» **Supplied records**:
□ □ □
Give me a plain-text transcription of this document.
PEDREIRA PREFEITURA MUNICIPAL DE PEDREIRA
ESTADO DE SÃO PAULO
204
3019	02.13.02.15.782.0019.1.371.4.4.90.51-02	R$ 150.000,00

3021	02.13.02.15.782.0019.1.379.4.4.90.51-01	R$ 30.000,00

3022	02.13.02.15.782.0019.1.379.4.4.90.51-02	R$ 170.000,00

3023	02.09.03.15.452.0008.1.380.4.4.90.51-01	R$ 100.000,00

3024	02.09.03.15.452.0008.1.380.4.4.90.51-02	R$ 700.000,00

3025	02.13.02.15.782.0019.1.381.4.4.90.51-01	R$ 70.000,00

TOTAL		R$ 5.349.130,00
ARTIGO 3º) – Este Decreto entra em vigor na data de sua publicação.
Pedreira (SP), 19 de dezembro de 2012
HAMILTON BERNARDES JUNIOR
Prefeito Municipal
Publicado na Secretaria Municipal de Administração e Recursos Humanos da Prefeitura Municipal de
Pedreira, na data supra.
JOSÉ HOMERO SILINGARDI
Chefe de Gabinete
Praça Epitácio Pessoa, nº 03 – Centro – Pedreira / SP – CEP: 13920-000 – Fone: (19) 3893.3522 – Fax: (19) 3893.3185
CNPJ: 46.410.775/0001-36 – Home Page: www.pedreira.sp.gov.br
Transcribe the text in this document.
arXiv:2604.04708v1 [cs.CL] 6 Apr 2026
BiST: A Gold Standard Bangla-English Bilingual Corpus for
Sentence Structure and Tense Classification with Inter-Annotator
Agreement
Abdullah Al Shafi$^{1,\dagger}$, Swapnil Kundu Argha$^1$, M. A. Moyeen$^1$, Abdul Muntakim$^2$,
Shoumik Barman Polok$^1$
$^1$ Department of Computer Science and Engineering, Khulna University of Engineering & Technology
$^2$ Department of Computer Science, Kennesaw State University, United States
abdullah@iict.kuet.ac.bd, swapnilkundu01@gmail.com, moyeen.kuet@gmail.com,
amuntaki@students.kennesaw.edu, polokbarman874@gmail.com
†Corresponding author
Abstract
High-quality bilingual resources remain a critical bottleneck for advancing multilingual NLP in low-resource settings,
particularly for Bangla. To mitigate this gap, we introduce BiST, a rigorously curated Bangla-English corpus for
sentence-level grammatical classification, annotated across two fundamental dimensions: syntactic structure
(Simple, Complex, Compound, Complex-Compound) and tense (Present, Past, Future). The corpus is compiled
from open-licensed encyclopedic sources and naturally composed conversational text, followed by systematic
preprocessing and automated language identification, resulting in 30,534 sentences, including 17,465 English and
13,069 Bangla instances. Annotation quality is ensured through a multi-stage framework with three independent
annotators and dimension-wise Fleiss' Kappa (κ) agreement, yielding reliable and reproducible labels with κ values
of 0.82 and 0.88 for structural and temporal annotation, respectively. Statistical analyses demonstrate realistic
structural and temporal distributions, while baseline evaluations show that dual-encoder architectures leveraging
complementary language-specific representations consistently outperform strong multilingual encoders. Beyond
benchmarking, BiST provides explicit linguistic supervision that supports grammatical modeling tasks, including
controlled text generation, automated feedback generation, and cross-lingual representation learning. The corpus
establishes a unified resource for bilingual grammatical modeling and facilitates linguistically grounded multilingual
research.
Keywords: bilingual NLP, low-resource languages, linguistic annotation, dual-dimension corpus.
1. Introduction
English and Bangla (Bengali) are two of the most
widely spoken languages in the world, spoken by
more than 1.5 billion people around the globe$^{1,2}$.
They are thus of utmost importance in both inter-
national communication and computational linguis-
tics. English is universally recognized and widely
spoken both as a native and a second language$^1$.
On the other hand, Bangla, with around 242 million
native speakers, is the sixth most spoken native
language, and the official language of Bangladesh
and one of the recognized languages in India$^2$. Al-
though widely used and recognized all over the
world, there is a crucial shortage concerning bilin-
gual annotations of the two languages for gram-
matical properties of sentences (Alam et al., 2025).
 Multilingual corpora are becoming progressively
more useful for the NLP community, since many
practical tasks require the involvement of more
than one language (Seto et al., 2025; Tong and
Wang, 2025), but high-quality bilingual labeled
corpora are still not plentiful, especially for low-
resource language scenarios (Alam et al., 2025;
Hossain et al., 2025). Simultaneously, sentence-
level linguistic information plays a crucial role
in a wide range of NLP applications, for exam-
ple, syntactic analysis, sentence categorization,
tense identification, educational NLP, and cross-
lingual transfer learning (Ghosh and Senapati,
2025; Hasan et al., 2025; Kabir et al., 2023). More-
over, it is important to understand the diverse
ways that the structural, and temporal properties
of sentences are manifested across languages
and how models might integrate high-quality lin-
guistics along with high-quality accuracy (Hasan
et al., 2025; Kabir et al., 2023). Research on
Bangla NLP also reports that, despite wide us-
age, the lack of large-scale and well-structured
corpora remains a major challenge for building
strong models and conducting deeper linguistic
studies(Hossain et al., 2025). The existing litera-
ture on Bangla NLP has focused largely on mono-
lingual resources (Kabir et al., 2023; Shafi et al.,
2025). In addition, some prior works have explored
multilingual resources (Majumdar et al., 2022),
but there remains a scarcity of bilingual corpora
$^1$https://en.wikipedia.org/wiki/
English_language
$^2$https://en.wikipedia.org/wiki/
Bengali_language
□ □ □
» **Problem**:
Transcribe the material above word for word.

» **Expected output**:
Give me a plain-text transcription of this document.
PEDREIRA PREFEITURA MUNICIPAL DE PEDREIRA
ESTADO DE SÃO PAULO
204
3019	02.13.02.15.782.0019.1.371.4.4.90.51-02	R$ 150.000,00

3021	02.13.02.15.782.0019.1.379.4.4.90.51-01	R$ 30.000,00

3022	02.13.02.15.782.0019.1.379.4.4.90.51-02	R$ 170.000,00

3023	02.09.03.15.452.0008.1.380.4.4.90.51-01	R$ 100.000,00

3024	02.09.03.15.452.0008.1.380.4.4.90.51-02	R$ 700.000,00

3025	02.13.02.15.782.0019.1.381.4.4.90.51-01	R$ 70.000,00

TOTAL		R$ 5.349.130,00
ARTIGO 3º) – Este Decreto entra em vigor na data de sua publicação.
Pedreira (SP), 19 de dezembro de 2012
HAMILTON BERNARDES JUNIOR
Prefeito Municipal
Publicado na Secretaria Municipal de Administração e Recursos Humanos da Prefeitura Municipal de
Pedreira, na data supra.
JOSÉ HOMERO SILINGARDI
Chefe de Gabinete
Praça Epitácio Pessoa, nº 03 – Centro – Pedreira / SP – CEP: 13920-000 – Fone: (19) 3893.3522 – Fax: (19) 3893.3185
CNPJ: 46.410.775/0001-36 – Home Page: www.pedreira.sp.gov.br
Transcribe the text in this document.
arXiv:2604.04708v1 [cs.CL] 6 Apr 2026
BiST: A Gold Standard Bangla-English Bilingual Corpus for
Sentence Structure and Tense Classification with Inter-Annotator
Agreement
Abdullah Al Shafi$^{1,\dagger}$, Swapnil Kundu Argha$^1$, M. A. Moyeen$^1$, Abdul Muntakim$^2$,
Shoumik Barman Polok$^1$
$^1$ Department of Computer Science and Engineering, Khulna University of Engineering & Technology
$^2$ Department of Computer Science, Kennesaw State University, United States
abdullah@iict.kuet.ac.bd, swapnilkundu01@gmail.com, moyeen.kuet@gmail.com,
amuntaki@students.kennesaw.edu, polokbarman874@gmail.com
†Corresponding author
Abstract
High-quality bilingual resources remain a critical bottleneck for advancing multilingual NLP in low-resource settings,
particularly for Bangla. To mitigate this gap, we introduce BiST, a rigorously curated Bangla-English corpus for
sentence-level grammatical classification, annotated across two fundamental dimensions: syntactic structure
(Simple, Complex, Compound, Complex-Compound) and tense (Present, Past, Future). The corpus is compiled
from open-licensed encyclopedic sources and naturally composed conversational text, followed by systematic
preprocessing and automated language identification, resulting in 30,534 sentences, including 17,465 English and
13,069 Bangla instances. Annotation quality is ensured through a multi-stage framework with three independent
annotators and dimension-wise Fleiss' Kappa (κ) agreement, yielding reliable and reproducible labels with κ values
of 0.82 and 0.88 for structural and temporal annotation, respectively. Statistical analyses demonstrate realistic
structural and temporal distributions, while baseline evaluations show that dual-encoder architectures leveraging
complementary language-specific representations consistently outperform strong multilingual encoders. Beyond
benchmarking, BiST provides explicit linguistic supervision that supports grammatical modeling tasks, including
controlled text generation, automated feedback generation, and cross-lingual representation learning. The corpus
establishes a unified resource for bilingual grammatical modeling and facilitates linguistically grounded multilingual
research.
Keywords: bilingual NLP, low-resource languages, linguistic annotation, dual-dimension corpus.
1. Introduction
English and Bangla (Bengali) are two of the most
widely spoken languages in the world, spoken by
more than 1.5 billion people around the globe$^{1,2}$.
They are thus of utmost importance in both inter-
national communication and computational linguis-
tics. English is universally recognized and widely
spoken both as a native and a second language$^1$.
On the other hand, Bangla, with around 242 million
native speakers, is the sixth most spoken native
language, and the official language of Bangladesh
and one of the recognized languages in India$^2$. Al-
though widely used and recognized all over the
world, there is a crucial shortage concerning bilin-
gual annotations of the two languages for gram-
matical properties of sentences (Alam et al., 2025).
 Multilingual corpora are becoming progressively
more useful for the NLP community, since many
practical tasks require the involvement of more
than one language (Seto et al., 2025; Tong and
Wang, 2025), but high-quality bilingual labeled
corpora are still not plentiful, especially for low-
resource language scenarios (Alam et al., 2025;
Hossain et al., 2025). Simultaneously, sentence-
level linguistic information plays a crucial role
in a wide range of NLP applications, for exam-
ple, syntactic analysis, sentence categorization,
tense identification, educational NLP, and cross-
lingual transfer learning (Ghosh and Senapati,
2025; Hasan et al., 2025; Kabir et al., 2023). More-
over, it is important to understand the diverse
ways that the structural, and temporal properties
of sentences are manifested across languages
and how models might integrate high-quality lin-
guistics along with high-quality accuracy (Hasan
et al., 2025; Kabir et al., 2023). Research on
Bangla NLP also reports that, despite wide us-
age, the lack of large-scale and well-structured
corpora remains a major challenge for building
strong models and conducting deeper linguistic
studies(Hossain et al., 2025). The existing litera-
ture on Bangla NLP has focused largely on mono-
lingual resources (Kabir et al., 2023; Shafi et al.,
2025). In addition, some prior works have explored
multilingual resources (Majumdar et al., 2022),
but there remains a scarcity of bilingual corpora
$^1$https://en.wikipedia.org/wiki/
English_language
$^2$https://en.wikipedia.org/wiki/
Bengali_language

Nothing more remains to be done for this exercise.